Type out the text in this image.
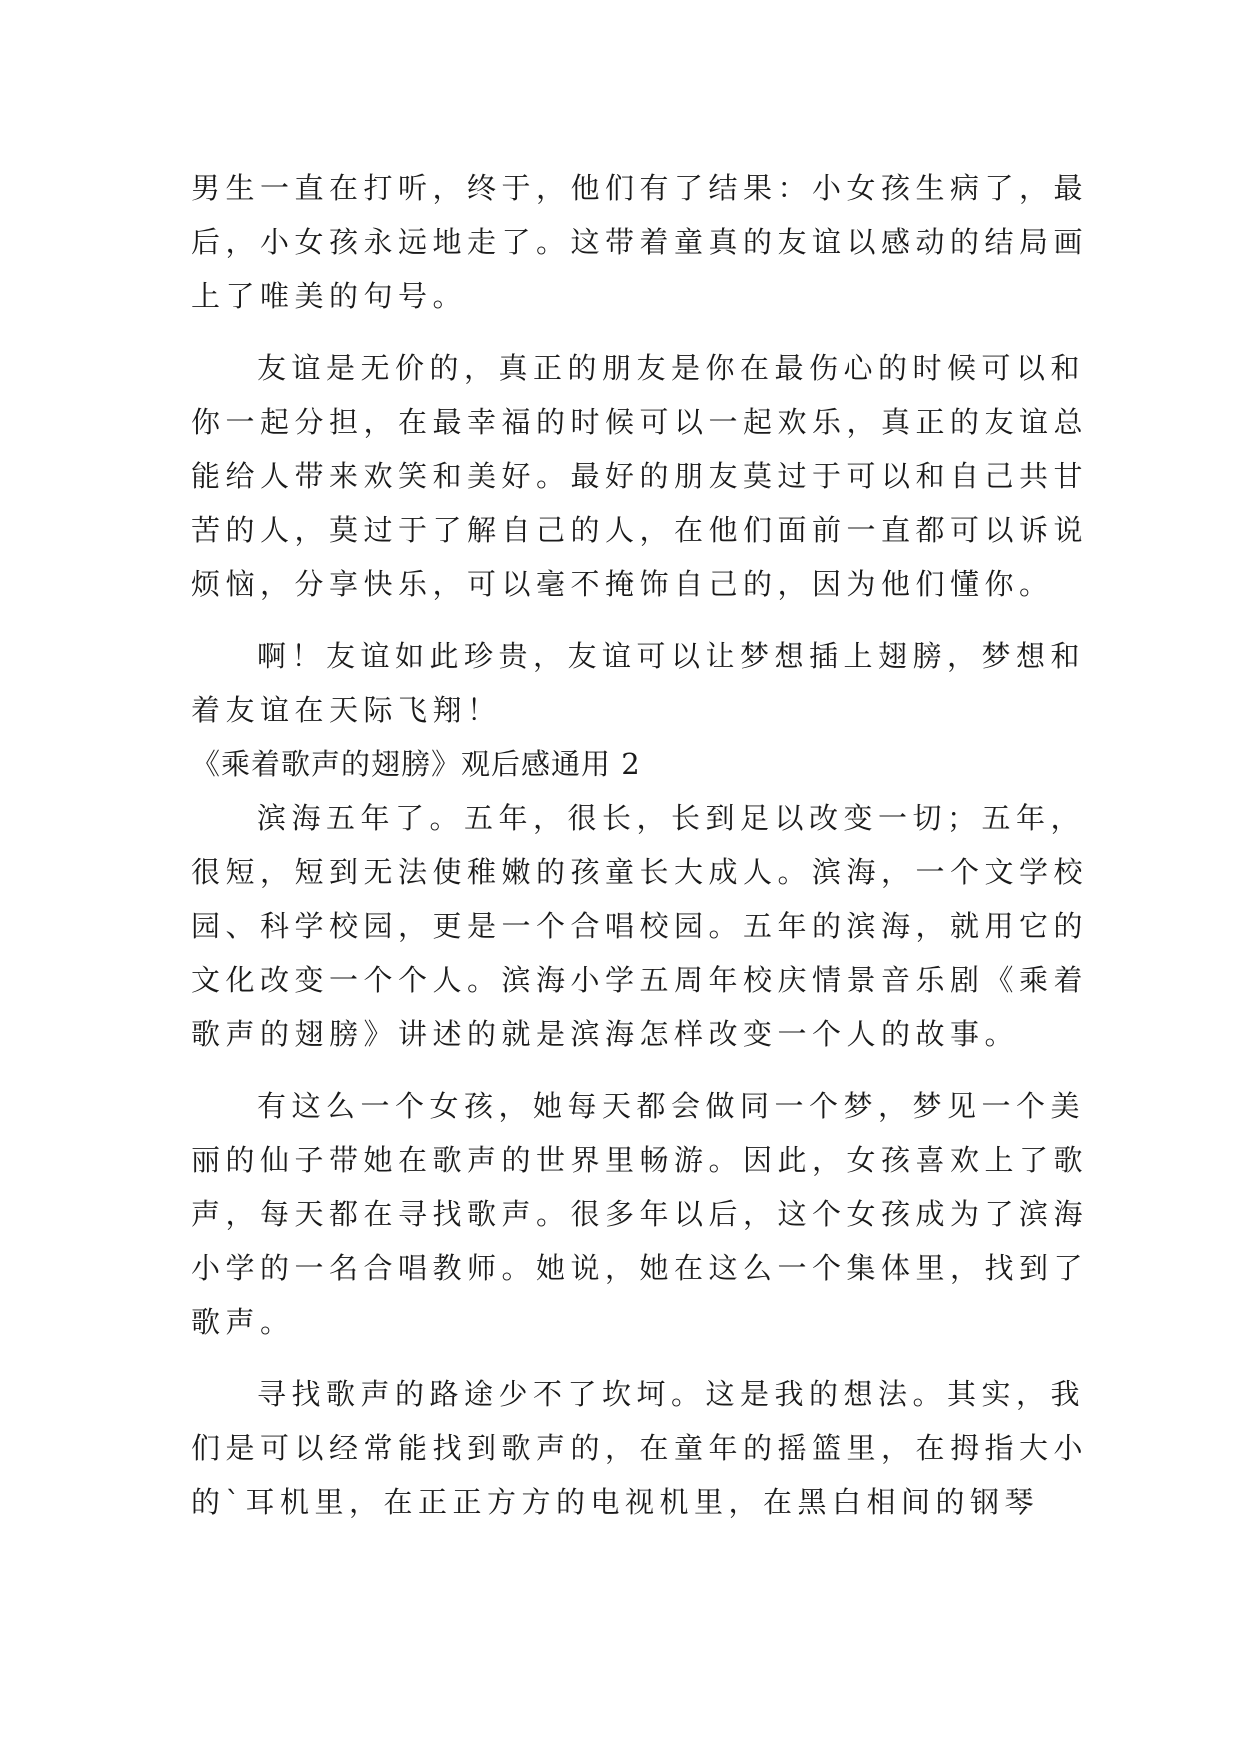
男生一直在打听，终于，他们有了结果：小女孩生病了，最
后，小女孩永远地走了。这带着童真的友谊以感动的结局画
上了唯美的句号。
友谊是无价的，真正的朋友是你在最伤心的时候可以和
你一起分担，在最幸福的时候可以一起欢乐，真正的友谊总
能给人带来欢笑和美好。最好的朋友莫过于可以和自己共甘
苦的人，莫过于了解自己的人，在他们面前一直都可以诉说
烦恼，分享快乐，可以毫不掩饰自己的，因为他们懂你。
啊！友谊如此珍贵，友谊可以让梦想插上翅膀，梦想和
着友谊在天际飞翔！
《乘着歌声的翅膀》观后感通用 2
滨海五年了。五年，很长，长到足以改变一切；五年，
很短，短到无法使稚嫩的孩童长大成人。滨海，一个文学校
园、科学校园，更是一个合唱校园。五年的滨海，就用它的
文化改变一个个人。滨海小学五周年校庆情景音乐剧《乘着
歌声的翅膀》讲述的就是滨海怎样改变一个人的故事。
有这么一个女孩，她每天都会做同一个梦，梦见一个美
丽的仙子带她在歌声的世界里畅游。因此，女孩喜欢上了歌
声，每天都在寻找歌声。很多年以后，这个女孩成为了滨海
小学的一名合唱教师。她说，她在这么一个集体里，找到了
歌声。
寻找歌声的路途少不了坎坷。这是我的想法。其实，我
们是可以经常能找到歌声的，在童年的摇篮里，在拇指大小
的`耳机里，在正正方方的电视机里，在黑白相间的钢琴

○ ○ ○

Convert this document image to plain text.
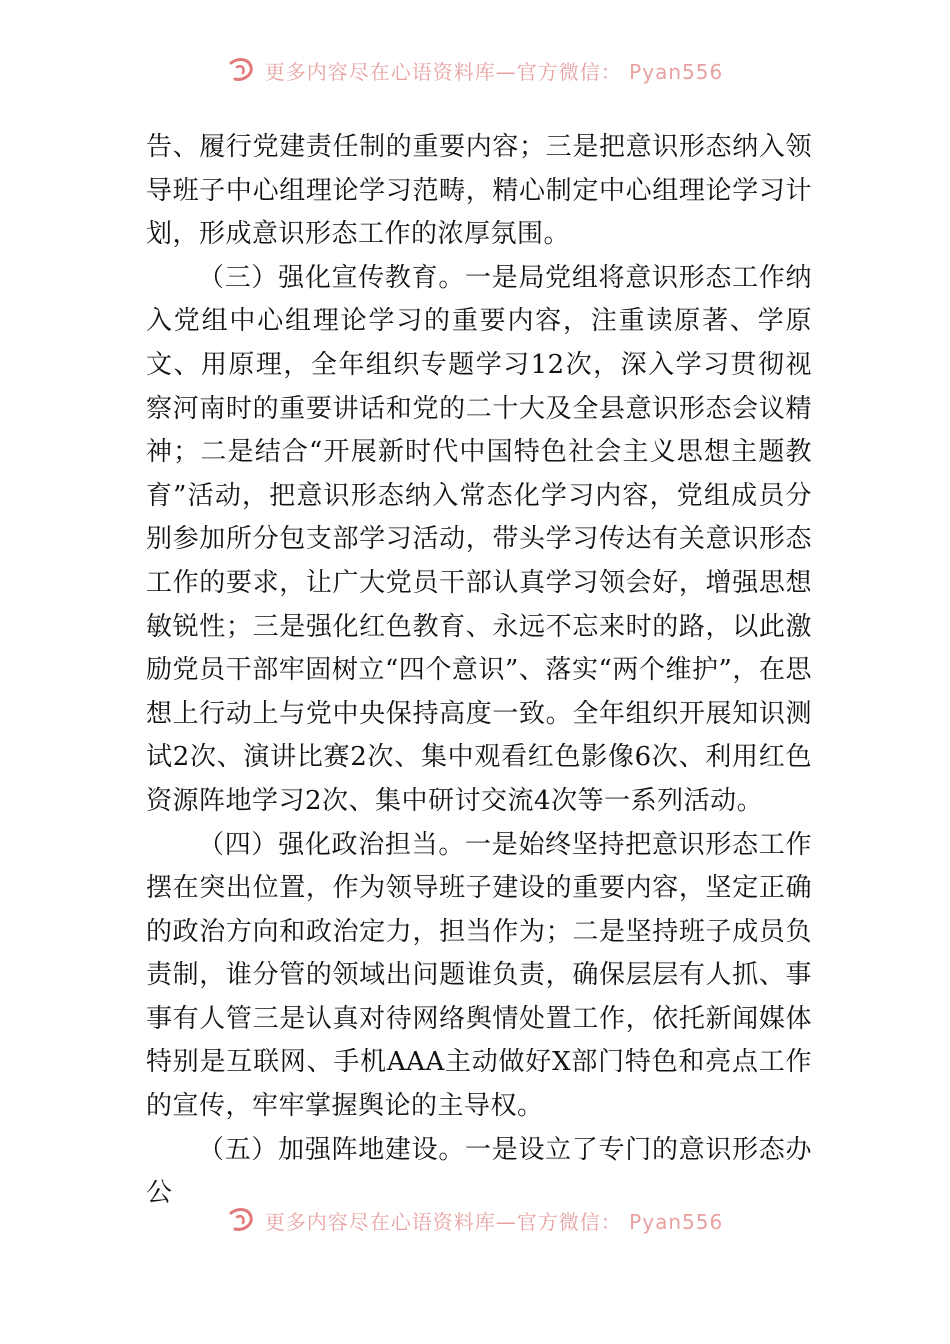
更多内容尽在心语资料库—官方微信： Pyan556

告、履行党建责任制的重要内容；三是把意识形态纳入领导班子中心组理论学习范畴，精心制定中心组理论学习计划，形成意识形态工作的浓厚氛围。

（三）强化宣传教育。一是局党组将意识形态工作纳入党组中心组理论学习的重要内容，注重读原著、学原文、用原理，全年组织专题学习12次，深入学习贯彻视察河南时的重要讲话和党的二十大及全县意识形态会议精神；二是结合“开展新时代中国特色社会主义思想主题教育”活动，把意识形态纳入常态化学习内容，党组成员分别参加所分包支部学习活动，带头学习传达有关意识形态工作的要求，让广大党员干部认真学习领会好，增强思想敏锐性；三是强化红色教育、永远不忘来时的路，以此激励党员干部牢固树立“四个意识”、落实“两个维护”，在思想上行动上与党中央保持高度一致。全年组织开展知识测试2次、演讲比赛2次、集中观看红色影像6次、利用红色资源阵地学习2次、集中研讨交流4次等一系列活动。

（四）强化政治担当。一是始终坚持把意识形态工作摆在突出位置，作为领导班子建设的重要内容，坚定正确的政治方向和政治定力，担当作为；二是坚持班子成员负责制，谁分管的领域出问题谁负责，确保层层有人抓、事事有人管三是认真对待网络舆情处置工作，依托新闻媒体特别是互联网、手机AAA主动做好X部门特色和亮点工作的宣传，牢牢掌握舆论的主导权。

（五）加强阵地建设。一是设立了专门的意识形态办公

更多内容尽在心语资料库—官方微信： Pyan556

○ ○ ○

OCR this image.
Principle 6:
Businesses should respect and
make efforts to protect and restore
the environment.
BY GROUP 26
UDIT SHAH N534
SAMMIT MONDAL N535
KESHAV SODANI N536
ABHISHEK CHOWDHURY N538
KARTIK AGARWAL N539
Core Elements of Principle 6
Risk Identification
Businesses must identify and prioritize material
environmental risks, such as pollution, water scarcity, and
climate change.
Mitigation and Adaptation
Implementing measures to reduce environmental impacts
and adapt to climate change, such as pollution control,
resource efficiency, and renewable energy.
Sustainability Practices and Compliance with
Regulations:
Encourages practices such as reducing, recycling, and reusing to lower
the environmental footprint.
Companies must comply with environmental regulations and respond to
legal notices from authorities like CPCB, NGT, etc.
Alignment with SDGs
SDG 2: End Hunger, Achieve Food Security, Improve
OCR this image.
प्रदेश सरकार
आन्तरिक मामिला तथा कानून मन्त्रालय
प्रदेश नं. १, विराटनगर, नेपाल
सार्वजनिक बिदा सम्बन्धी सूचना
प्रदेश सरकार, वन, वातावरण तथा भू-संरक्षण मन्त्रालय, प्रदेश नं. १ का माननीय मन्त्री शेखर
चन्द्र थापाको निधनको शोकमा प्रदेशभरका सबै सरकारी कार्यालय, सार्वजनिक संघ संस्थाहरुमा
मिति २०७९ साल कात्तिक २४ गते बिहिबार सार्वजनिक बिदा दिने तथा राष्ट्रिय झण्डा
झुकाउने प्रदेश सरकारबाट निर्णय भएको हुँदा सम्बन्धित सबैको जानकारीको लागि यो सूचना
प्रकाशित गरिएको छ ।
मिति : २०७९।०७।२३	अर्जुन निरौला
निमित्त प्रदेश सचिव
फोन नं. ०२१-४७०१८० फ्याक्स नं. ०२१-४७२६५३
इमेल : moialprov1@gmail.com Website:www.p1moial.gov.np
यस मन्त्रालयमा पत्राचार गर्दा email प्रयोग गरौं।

○ ○ ○

> Problem statement
Determine the count of lines in the data above with the string "change" in them, and give that count alone.

> Response for this exercise
2